Repeat, word for word, each of the records shown below, without their pictures.

[DATA EXTRACTS]
--- --- ---
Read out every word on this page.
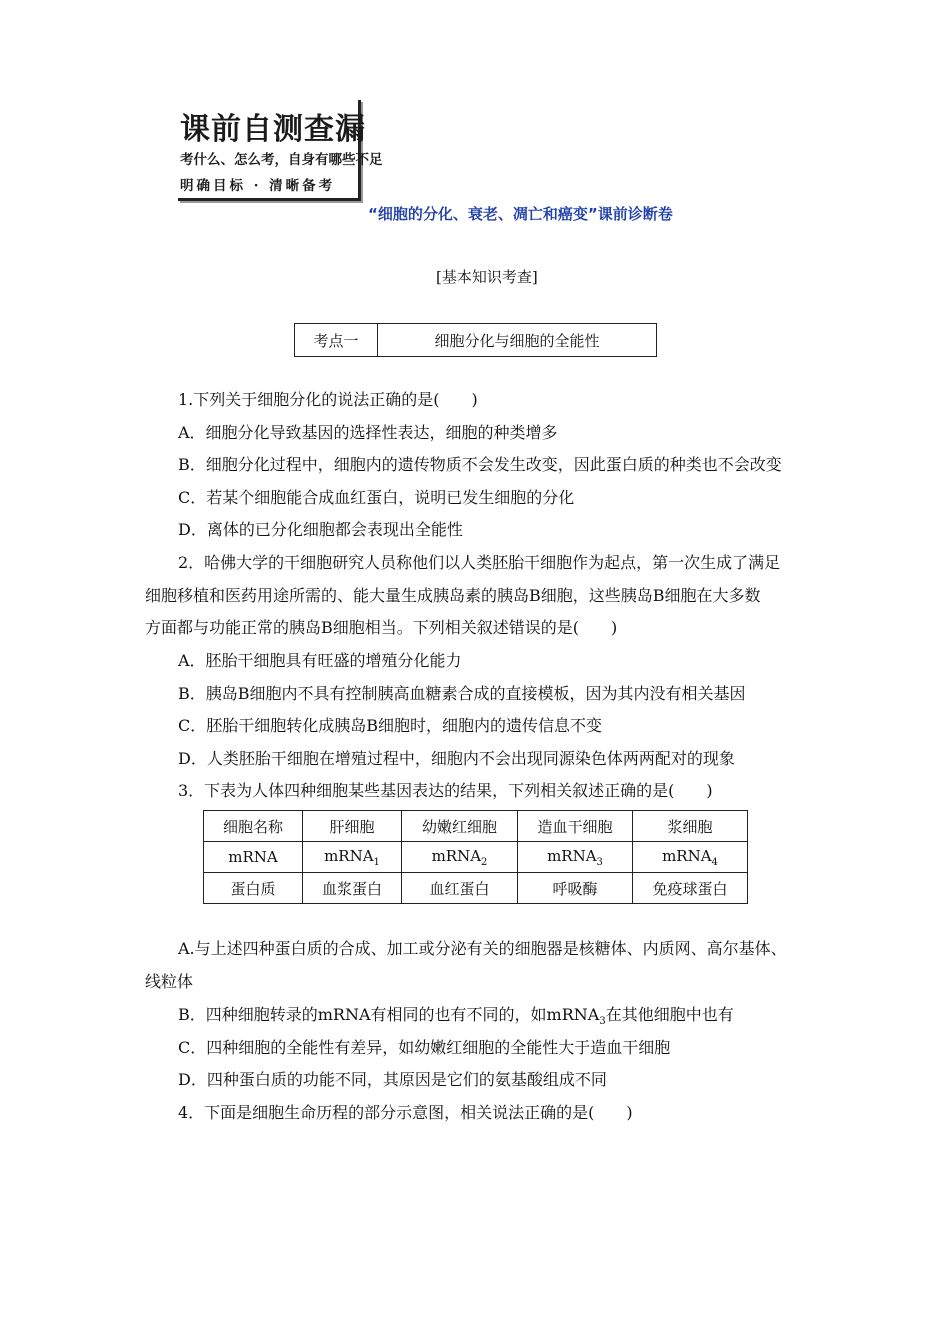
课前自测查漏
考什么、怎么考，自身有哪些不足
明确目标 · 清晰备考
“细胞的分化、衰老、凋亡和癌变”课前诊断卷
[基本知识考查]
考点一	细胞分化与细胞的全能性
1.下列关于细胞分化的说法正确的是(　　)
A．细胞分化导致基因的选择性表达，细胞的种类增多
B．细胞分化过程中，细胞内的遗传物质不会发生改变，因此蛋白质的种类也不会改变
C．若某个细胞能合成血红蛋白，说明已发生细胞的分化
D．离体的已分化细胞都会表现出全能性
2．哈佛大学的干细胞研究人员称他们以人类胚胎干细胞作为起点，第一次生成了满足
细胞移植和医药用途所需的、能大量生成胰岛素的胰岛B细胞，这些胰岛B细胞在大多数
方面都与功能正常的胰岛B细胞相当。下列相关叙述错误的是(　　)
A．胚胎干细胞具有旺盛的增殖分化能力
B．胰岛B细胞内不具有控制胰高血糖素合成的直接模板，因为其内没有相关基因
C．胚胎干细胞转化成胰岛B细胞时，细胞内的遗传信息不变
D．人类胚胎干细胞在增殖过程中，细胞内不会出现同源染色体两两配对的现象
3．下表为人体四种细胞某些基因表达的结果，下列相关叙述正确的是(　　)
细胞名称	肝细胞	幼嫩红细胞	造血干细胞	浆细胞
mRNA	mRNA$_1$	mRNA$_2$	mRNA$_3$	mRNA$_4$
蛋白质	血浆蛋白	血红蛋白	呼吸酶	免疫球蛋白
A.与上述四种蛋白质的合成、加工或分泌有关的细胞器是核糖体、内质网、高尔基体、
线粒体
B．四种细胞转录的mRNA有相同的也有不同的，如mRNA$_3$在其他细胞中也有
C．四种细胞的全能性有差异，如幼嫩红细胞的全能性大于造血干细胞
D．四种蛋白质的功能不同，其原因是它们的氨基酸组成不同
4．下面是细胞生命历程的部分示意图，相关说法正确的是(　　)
--- --- ---
[EXERCISE RESPONSE]
Read out every word on this page.
课前自测查漏
考什么、怎么考，自身有哪些不足
明确目标 · 清晰备考
“细胞的分化、衰老、凋亡和癌变”课前诊断卷
[基本知识考查]
考点一	细胞分化与细胞的全能性
1.下列关于细胞分化的说法正确的是(　　)
A．细胞分化导致基因的选择性表达，细胞的种类增多
B．细胞分化过程中，细胞内的遗传物质不会发生改变，因此蛋白质的种类也不会改变
C．若某个细胞能合成血红蛋白，说明已发生细胞的分化
D．离体的已分化细胞都会表现出全能性
2．哈佛大学的干细胞研究人员称他们以人类胚胎干细胞作为起点，第一次生成了满足
细胞移植和医药用途所需的、能大量生成胰岛素的胰岛B细胞，这些胰岛B细胞在大多数
方面都与功能正常的胰岛B细胞相当。下列相关叙述错误的是(　　)
A．胚胎干细胞具有旺盛的增殖分化能力
B．胰岛B细胞内不具有控制胰高血糖素合成的直接模板，因为其内没有相关基因
C．胚胎干细胞转化成胰岛B细胞时，细胞内的遗传信息不变
D．人类胚胎干细胞在增殖过程中，细胞内不会出现同源染色体两两配对的现象
3．下表为人体四种细胞某些基因表达的结果，下列相关叙述正确的是(　　)
细胞名称	肝细胞	幼嫩红细胞	造血干细胞	浆细胞
mRNA	mRNA$_1$	mRNA$_2$	mRNA$_3$	mRNA$_4$
蛋白质	血浆蛋白	血红蛋白	呼吸酶	免疫球蛋白
A.与上述四种蛋白质的合成、加工或分泌有关的细胞器是核糖体、内质网、高尔基体、
线粒体
B．四种细胞转录的mRNA有相同的也有不同的，如mRNA$_3$在其他细胞中也有
C．四种细胞的全能性有差异，如幼嫩红细胞的全能性大于造血干细胞
D．四种蛋白质的功能不同，其原因是它们的氨基酸组成不同
4．下面是细胞生命历程的部分示意图，相关说法正确的是(　　)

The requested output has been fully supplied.